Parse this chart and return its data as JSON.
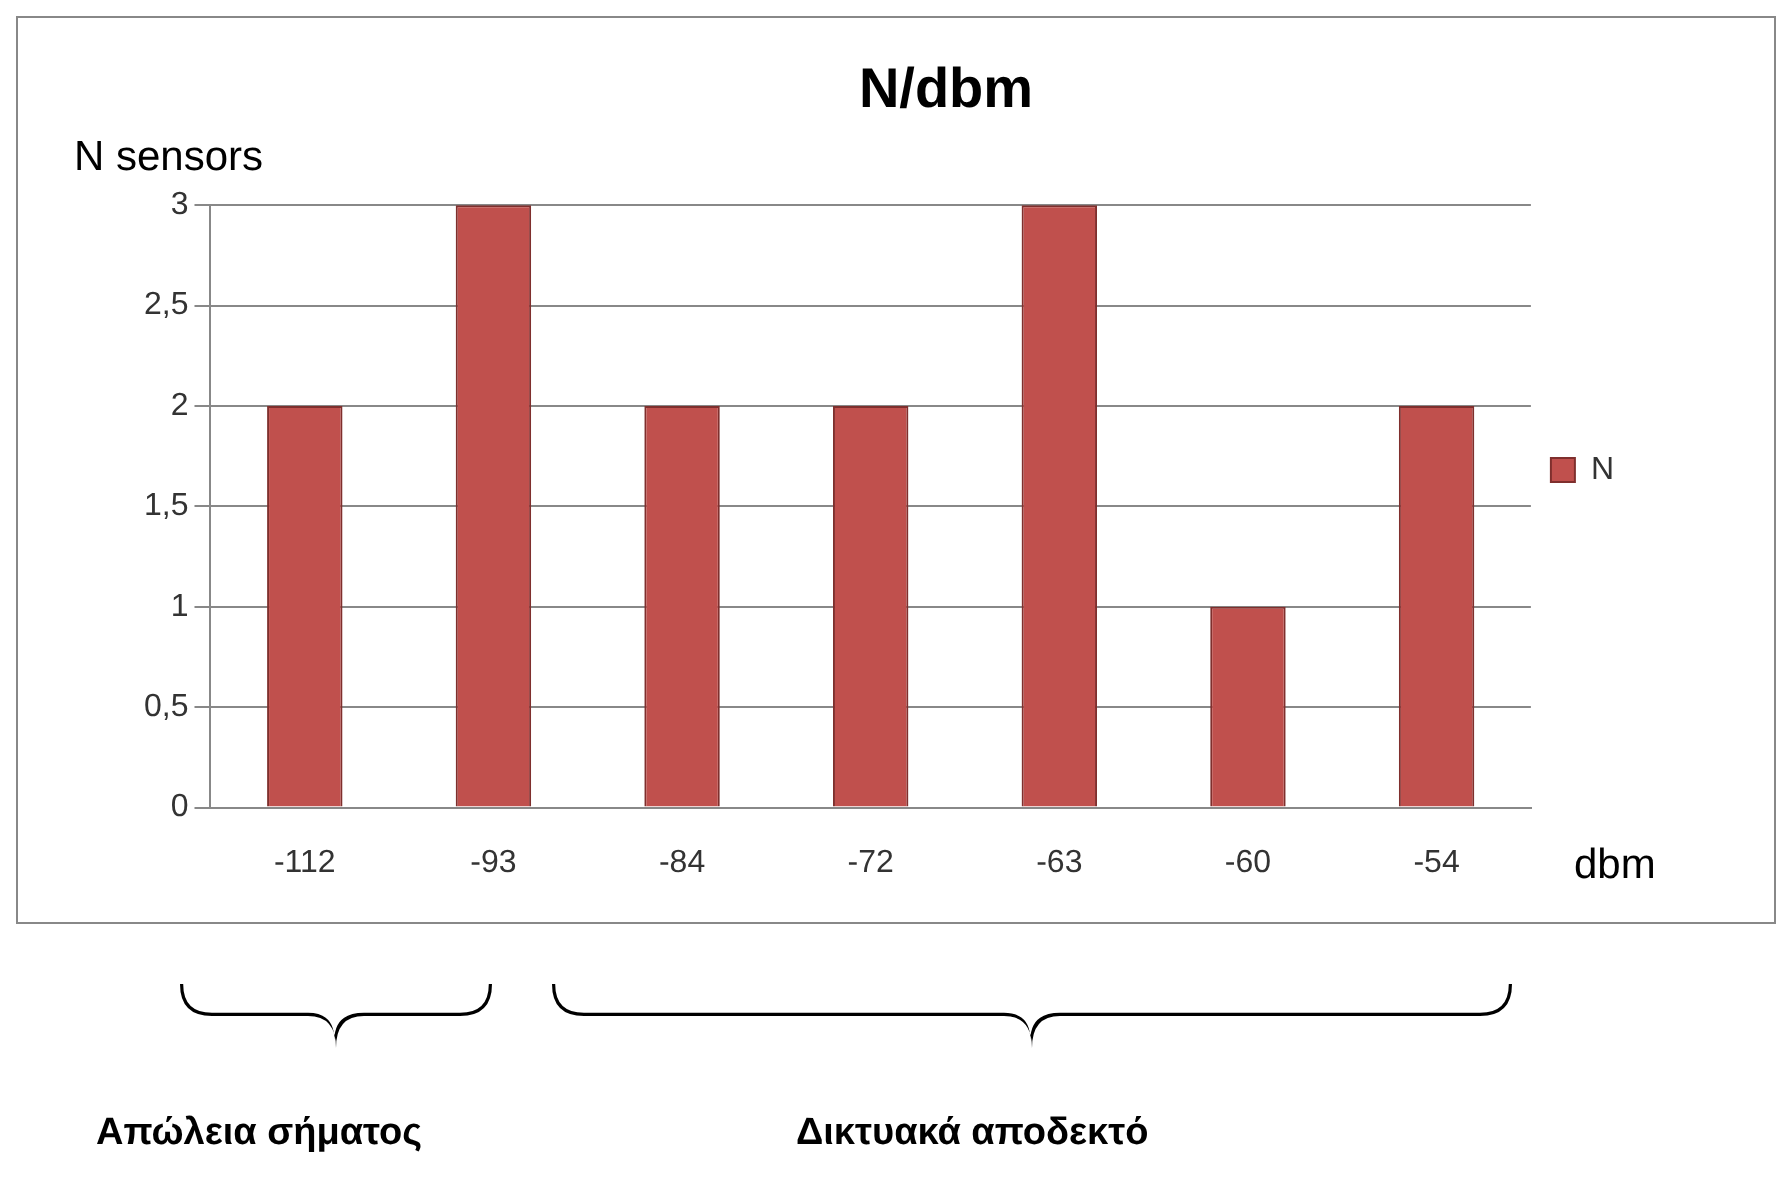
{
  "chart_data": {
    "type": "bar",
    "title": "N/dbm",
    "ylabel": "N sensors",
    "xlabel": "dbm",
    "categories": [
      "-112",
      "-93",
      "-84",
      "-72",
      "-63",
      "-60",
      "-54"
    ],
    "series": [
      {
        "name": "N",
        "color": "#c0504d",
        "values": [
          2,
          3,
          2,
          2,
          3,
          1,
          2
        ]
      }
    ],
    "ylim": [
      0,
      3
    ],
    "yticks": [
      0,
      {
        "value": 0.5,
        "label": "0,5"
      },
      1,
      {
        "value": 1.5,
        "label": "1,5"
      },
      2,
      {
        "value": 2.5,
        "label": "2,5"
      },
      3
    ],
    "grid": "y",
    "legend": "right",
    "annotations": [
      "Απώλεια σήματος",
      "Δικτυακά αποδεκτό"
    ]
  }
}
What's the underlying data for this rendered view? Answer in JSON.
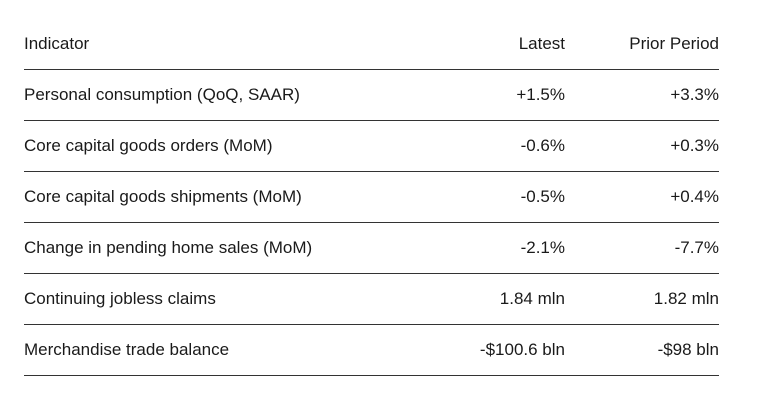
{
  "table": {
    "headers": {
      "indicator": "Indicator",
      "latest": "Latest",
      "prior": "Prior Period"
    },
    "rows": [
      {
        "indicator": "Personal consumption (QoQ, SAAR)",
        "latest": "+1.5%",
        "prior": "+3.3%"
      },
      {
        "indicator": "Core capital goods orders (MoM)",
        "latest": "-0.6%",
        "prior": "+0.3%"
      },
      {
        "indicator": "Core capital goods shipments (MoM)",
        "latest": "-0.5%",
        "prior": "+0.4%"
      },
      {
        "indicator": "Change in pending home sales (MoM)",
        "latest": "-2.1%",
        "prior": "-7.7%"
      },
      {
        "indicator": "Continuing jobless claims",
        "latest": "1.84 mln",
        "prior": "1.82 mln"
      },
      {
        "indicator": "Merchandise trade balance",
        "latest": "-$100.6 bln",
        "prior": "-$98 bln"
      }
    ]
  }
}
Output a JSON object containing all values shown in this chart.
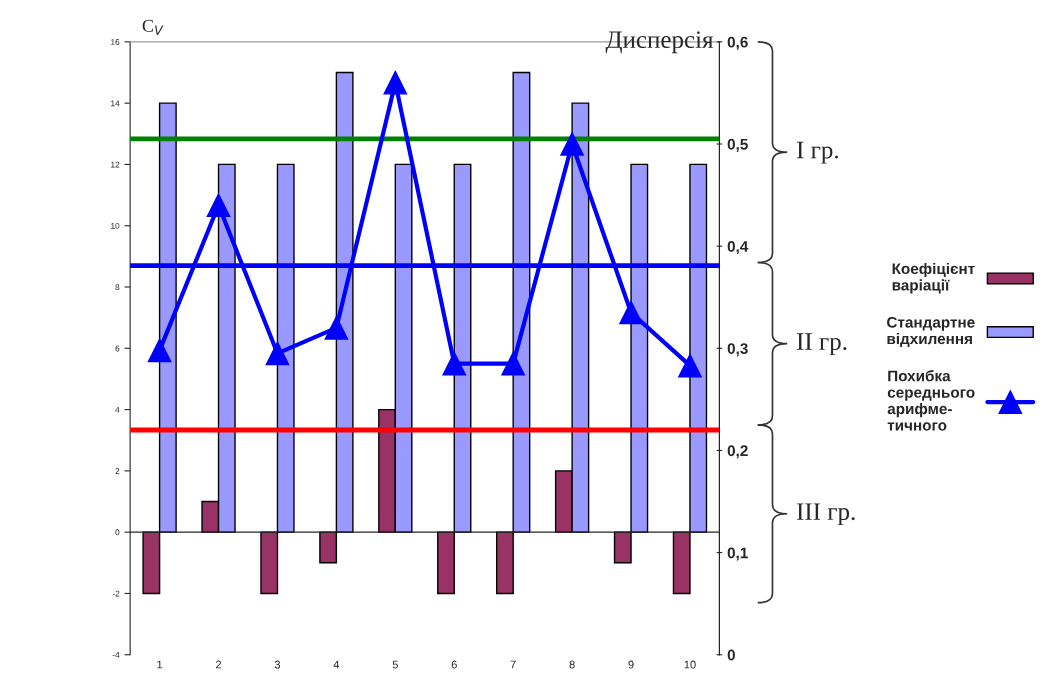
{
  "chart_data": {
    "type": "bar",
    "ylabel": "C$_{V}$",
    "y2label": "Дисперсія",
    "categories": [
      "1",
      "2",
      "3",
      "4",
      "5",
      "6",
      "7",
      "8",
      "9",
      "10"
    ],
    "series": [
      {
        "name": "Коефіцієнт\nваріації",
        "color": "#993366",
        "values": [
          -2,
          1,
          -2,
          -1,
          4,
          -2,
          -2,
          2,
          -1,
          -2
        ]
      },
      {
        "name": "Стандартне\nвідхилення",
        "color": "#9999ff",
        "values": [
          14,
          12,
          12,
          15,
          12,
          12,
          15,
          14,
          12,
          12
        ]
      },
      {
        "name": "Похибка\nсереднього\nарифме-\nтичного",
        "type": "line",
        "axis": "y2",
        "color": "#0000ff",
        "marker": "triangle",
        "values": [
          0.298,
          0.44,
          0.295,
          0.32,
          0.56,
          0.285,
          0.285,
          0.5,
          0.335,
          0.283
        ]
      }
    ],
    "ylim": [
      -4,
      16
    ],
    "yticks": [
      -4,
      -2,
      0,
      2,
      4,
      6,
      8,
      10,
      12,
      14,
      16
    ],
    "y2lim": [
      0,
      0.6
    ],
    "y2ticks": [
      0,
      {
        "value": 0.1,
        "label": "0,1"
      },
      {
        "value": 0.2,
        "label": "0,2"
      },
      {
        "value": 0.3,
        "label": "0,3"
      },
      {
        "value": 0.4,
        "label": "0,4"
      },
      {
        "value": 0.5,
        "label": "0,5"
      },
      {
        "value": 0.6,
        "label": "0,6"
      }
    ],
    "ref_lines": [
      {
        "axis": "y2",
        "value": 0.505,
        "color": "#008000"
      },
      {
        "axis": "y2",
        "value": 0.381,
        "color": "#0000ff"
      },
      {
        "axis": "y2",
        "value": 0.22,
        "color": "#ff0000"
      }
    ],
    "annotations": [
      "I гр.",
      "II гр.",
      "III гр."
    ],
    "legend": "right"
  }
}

==

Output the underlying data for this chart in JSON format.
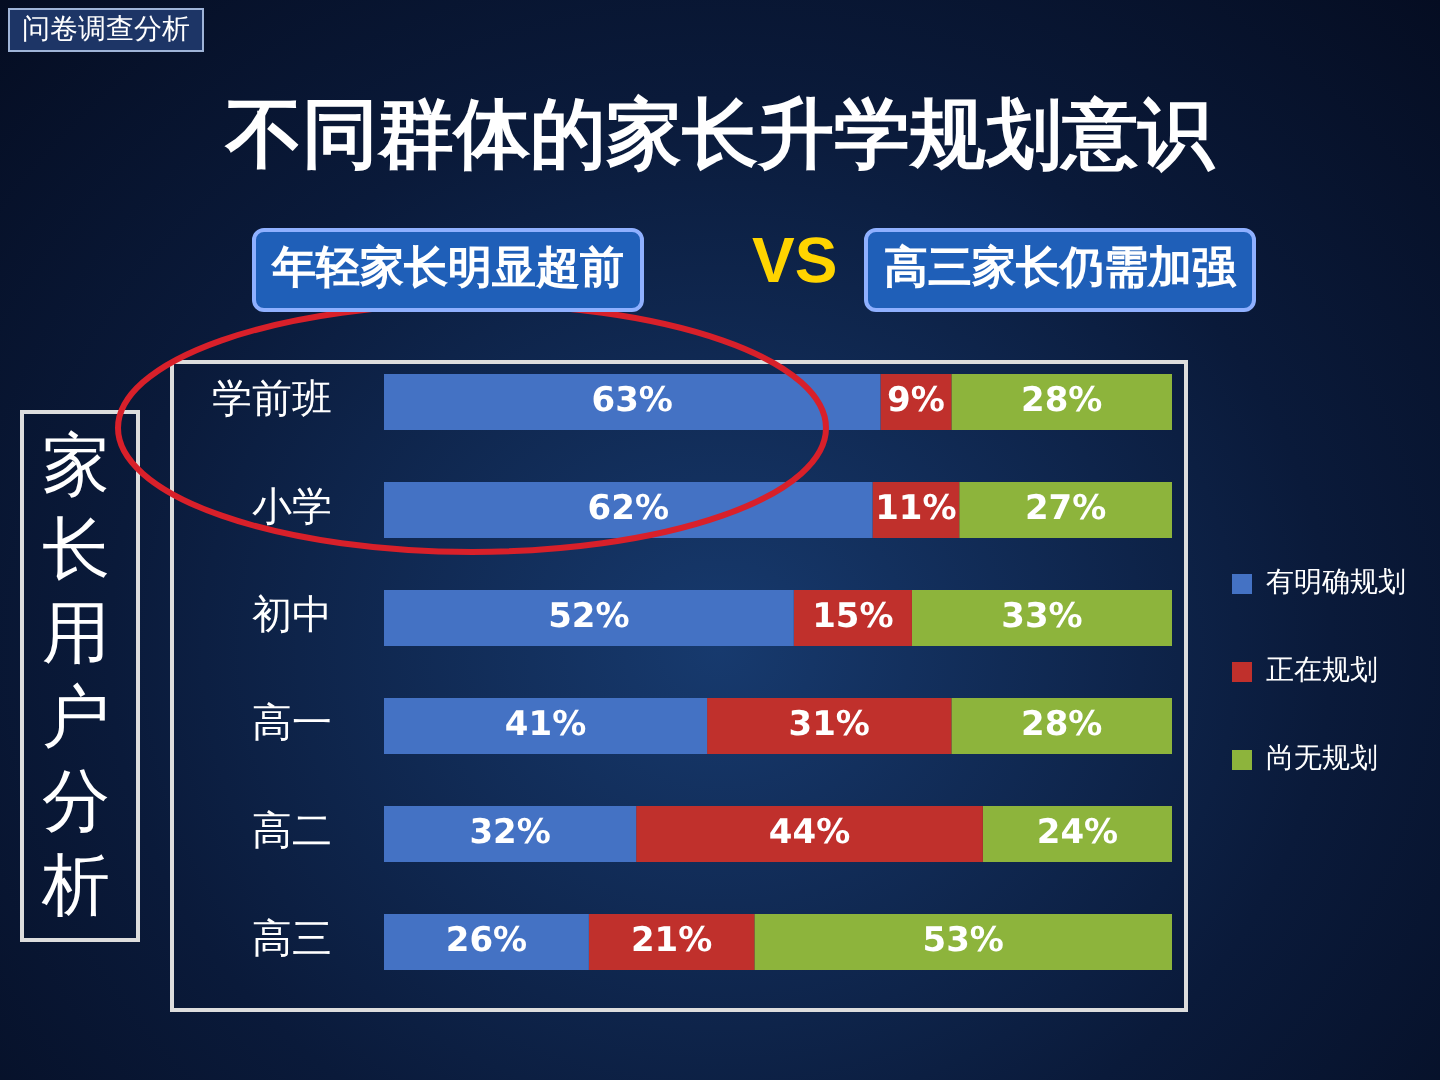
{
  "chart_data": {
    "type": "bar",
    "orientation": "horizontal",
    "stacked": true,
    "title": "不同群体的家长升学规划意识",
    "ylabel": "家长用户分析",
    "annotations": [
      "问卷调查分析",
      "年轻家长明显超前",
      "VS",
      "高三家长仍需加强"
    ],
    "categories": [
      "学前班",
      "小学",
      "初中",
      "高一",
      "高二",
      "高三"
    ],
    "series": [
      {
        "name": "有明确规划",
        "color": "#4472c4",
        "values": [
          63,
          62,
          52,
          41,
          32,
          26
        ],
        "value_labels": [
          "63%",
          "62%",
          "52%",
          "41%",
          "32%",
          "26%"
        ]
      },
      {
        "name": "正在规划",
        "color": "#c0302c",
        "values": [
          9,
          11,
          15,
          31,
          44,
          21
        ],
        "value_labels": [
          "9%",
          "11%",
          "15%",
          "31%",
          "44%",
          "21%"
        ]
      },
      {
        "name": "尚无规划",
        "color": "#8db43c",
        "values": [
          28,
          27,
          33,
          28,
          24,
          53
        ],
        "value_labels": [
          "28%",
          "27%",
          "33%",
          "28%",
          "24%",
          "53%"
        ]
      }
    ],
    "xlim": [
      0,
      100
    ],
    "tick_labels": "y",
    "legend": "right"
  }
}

* **WORK INSTRUCTIONS**
Which lines contain "Core"? Copy each of them.

* **RESULT FOR THIS TASK**
        "indicator": "Core capital goods orders (MoM)",
        "indicator": "Core capital goods shipments (MoM)",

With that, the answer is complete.